## STATED EXERCISE
Write out the material again word for word, dropping any images it holds.

## DATA RECORDS
══════════════════════════════

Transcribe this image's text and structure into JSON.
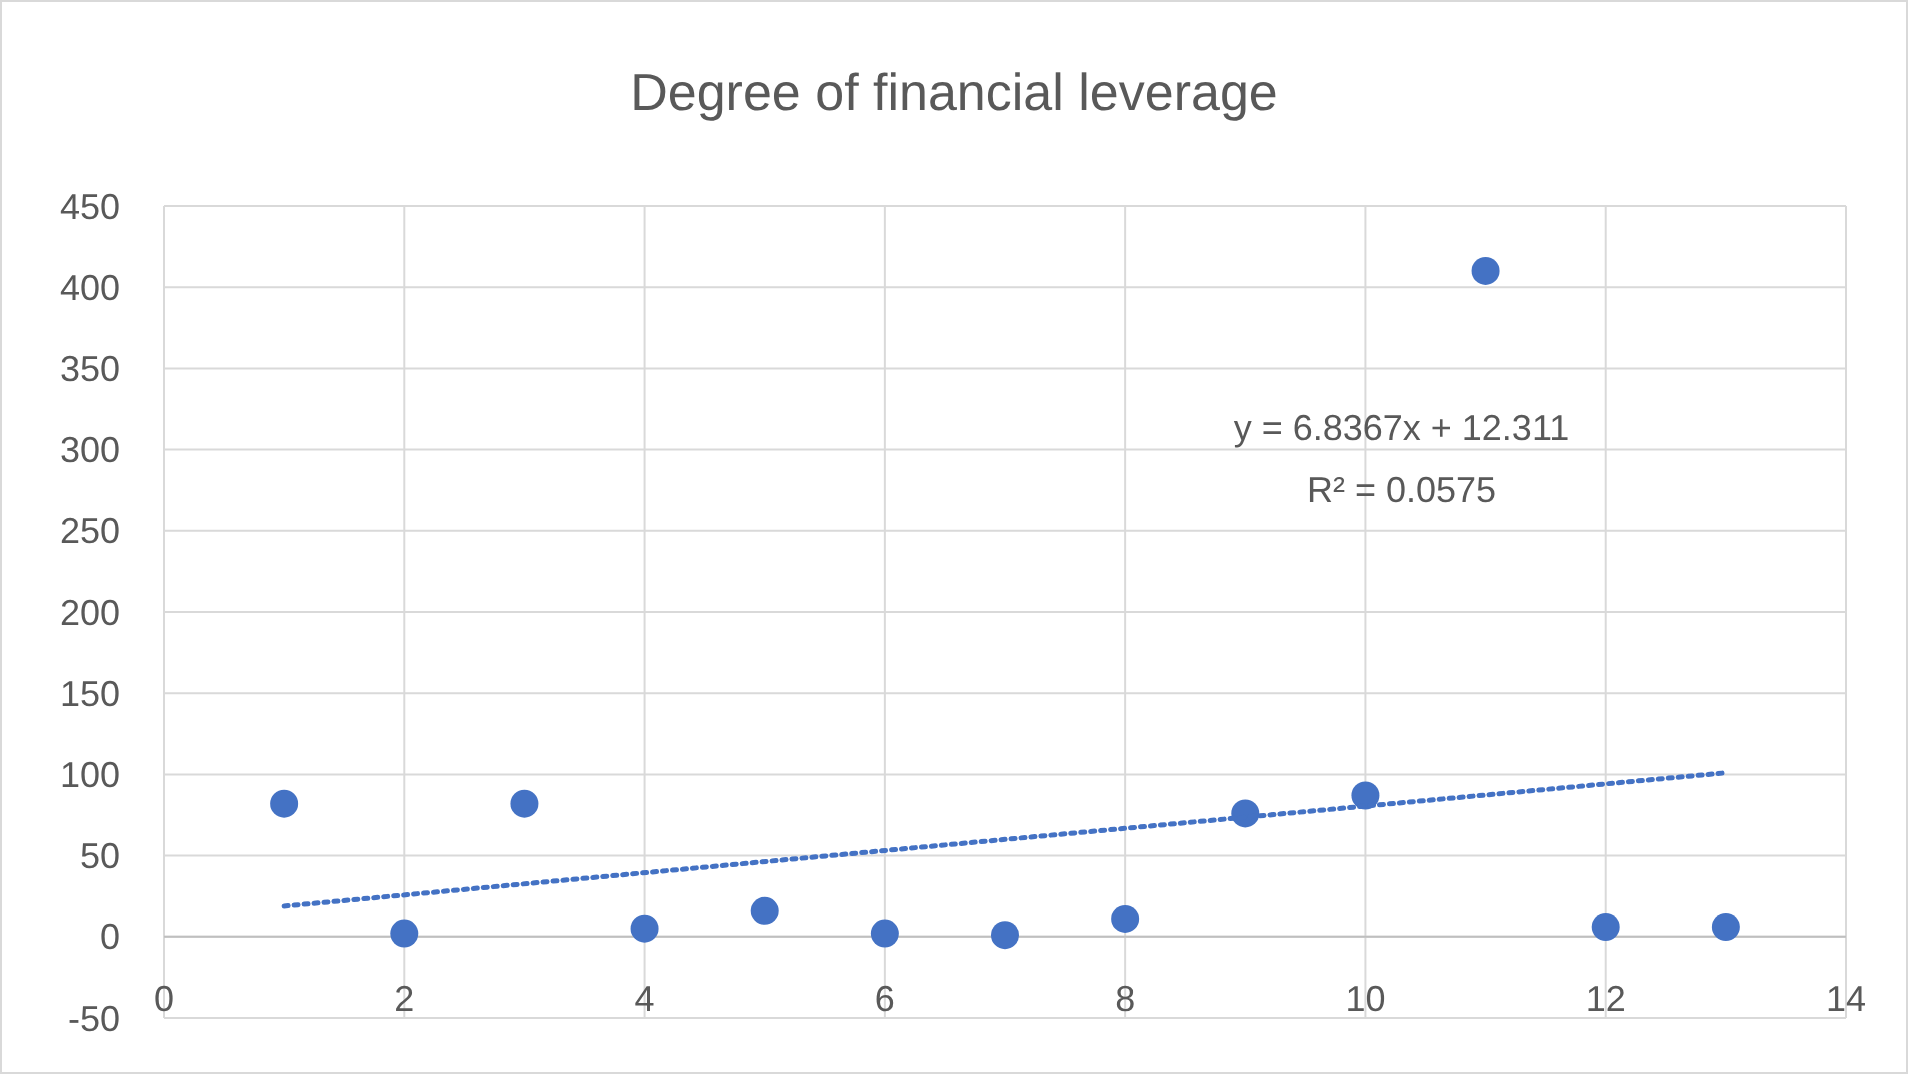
{
  "chart_data": {
    "type": "scatter",
    "title": "Degree of financial leverage",
    "x": [
      1,
      2,
      3,
      4,
      5,
      6,
      7,
      8,
      9,
      10,
      11,
      12,
      13
    ],
    "series": [
      {
        "color": "#4472c4",
        "marker": "circle",
        "values": [
          82,
          2,
          82,
          5,
          16,
          2,
          1,
          11,
          76,
          87,
          410,
          6,
          6
        ]
      },
      {
        "type": "line",
        "color": "#4472c4",
        "line_style": "dotted",
        "marker": "none",
        "x": [
          1,
          13
        ],
        "values": [
          19,
          101
        ]
      }
    ],
    "annotations": [
      "y = 6.8367x + 12.311",
      "R² = 0.0575"
    ],
    "xlim": [
      0,
      14
    ],
    "xticks": [
      0,
      2,
      4,
      6,
      8,
      10,
      12,
      14
    ],
    "ylim": [
      -50,
      450
    ],
    "yticks": [
      -50,
      0,
      50,
      100,
      150,
      200,
      250,
      300,
      350,
      400,
      450
    ],
    "grid": true
  }
}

══════════════════════════════

## RESULT
Transcribe this image's text and structure into JSON.
{
  "chart_data": {
    "type": "scatter",
    "title": "Degree of financial leverage",
    "x": [
      1,
      2,
      3,
      4,
      5,
      6,
      7,
      8,
      9,
      10,
      11,
      12,
      13
    ],
    "series": [
      {
        "color": "#4472c4",
        "marker": "circle",
        "values": [
          82,
          2,
          82,
          5,
          16,
          2,
          1,
          11,
          76,
          87,
          410,
          6,
          6
        ]
      },
      {
        "type": "line",
        "color": "#4472c4",
        "line_style": "dotted",
        "marker": "none",
        "x": [
          1,
          13
        ],
        "values": [
          19,
          101
        ]
      }
    ],
    "annotations": [
      "y = 6.8367x + 12.311",
      "R² = 0.0575"
    ],
    "xlim": [
      0,
      14
    ],
    "xticks": [
      0,
      2,
      4,
      6,
      8,
      10,
      12,
      14
    ],
    "ylim": [
      -50,
      450
    ],
    "yticks": [
      -50,
      0,
      50,
      100,
      150,
      200,
      250,
      300,
      350,
      400,
      450
    ],
    "grid": true
  }
}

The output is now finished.